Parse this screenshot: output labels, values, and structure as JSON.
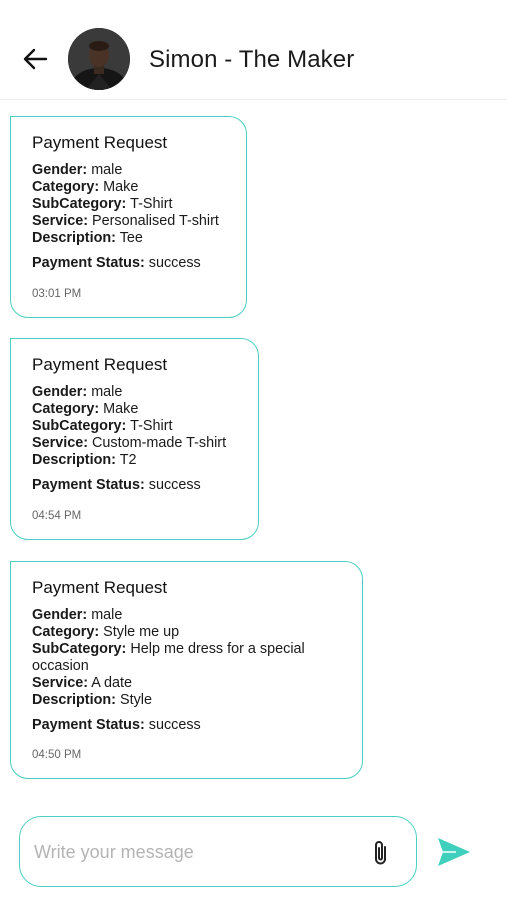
{
  "header": {
    "title": "Simon - The Maker"
  },
  "messages": [
    {
      "title": "Payment Request",
      "gender_label": "Gender:",
      "gender": "male",
      "category_label": "Category:",
      "category": "Make",
      "subcategory_label": "SubCategory:",
      "subcategory": "T-Shirt",
      "service_label": "Service:",
      "service": "Personalised T-shirt",
      "description_label": "Description:",
      "description": "Tee",
      "status_label": "Payment Status:",
      "status": "success",
      "time": "03:01 PM"
    },
    {
      "title": "Payment Request",
      "gender_label": "Gender:",
      "gender": "male",
      "category_label": "Category:",
      "category": "Make",
      "subcategory_label": "SubCategory:",
      "subcategory": "T-Shirt",
      "service_label": "Service:",
      "service": "Custom-made T-shirt",
      "description_label": "Description:",
      "description": "T2",
      "status_label": "Payment Status:",
      "status": "success",
      "time": "04:54 PM"
    },
    {
      "title": "Payment Request",
      "gender_label": "Gender:",
      "gender": "male",
      "category_label": "Category:",
      "category": "Style me up",
      "subcategory_label": "SubCategory:",
      "subcategory": "Help me dress for a special occasion",
      "service_label": "Service:",
      "service": "A date",
      "description_label": "Description:",
      "description": "Style",
      "status_label": "Payment Status:",
      "status": "success",
      "time": "04:50 PM"
    }
  ],
  "composer": {
    "placeholder": "Write your message",
    "value": ""
  },
  "icons": {
    "back": "arrow-left-icon",
    "attach": "paperclip-icon",
    "send": "send-icon"
  },
  "colors": {
    "accent": "#49cfc1",
    "send": "#3ecfbd"
  }
}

■ Exercise description: Without the pictures, return the entries exactly as they appear.

■ Response to this exercise:
Parse this screenshot: output labels, values, and structure as JSON.
{
  "header": {
    "title": "Simon - The Maker"
  },
  "messages": [
    {
      "title": "Payment Request",
      "gender_label": "Gender:",
      "gender": "male",
      "category_label": "Category:",
      "category": "Make",
      "subcategory_label": "SubCategory:",
      "subcategory": "T-Shirt",
      "service_label": "Service:",
      "service": "Personalised T-shirt",
      "description_label": "Description:",
      "description": "Tee",
      "status_label": "Payment Status:",
      "status": "success",
      "time": "03:01 PM"
    },
    {
      "title": "Payment Request",
      "gender_label": "Gender:",
      "gender": "male",
      "category_label": "Category:",
      "category": "Make",
      "subcategory_label": "SubCategory:",
      "subcategory": "T-Shirt",
      "service_label": "Service:",
      "service": "Custom-made T-shirt",
      "description_label": "Description:",
      "description": "T2",
      "status_label": "Payment Status:",
      "status": "success",
      "time": "04:54 PM"
    },
    {
      "title": "Payment Request",
      "gender_label": "Gender:",
      "gender": "male",
      "category_label": "Category:",
      "category": "Style me up",
      "subcategory_label": "SubCategory:",
      "subcategory": "Help me dress for a special occasion",
      "service_label": "Service:",
      "service": "A date",
      "description_label": "Description:",
      "description": "Style",
      "status_label": "Payment Status:",
      "status": "success",
      "time": "04:50 PM"
    }
  ],
  "composer": {
    "placeholder": "Write your message",
    "value": ""
  },
  "icons": {
    "back": "arrow-left-icon",
    "attach": "paperclip-icon",
    "send": "send-icon"
  },
  "colors": {
    "accent": "#49cfc1",
    "send": "#3ecfbd"
  }
}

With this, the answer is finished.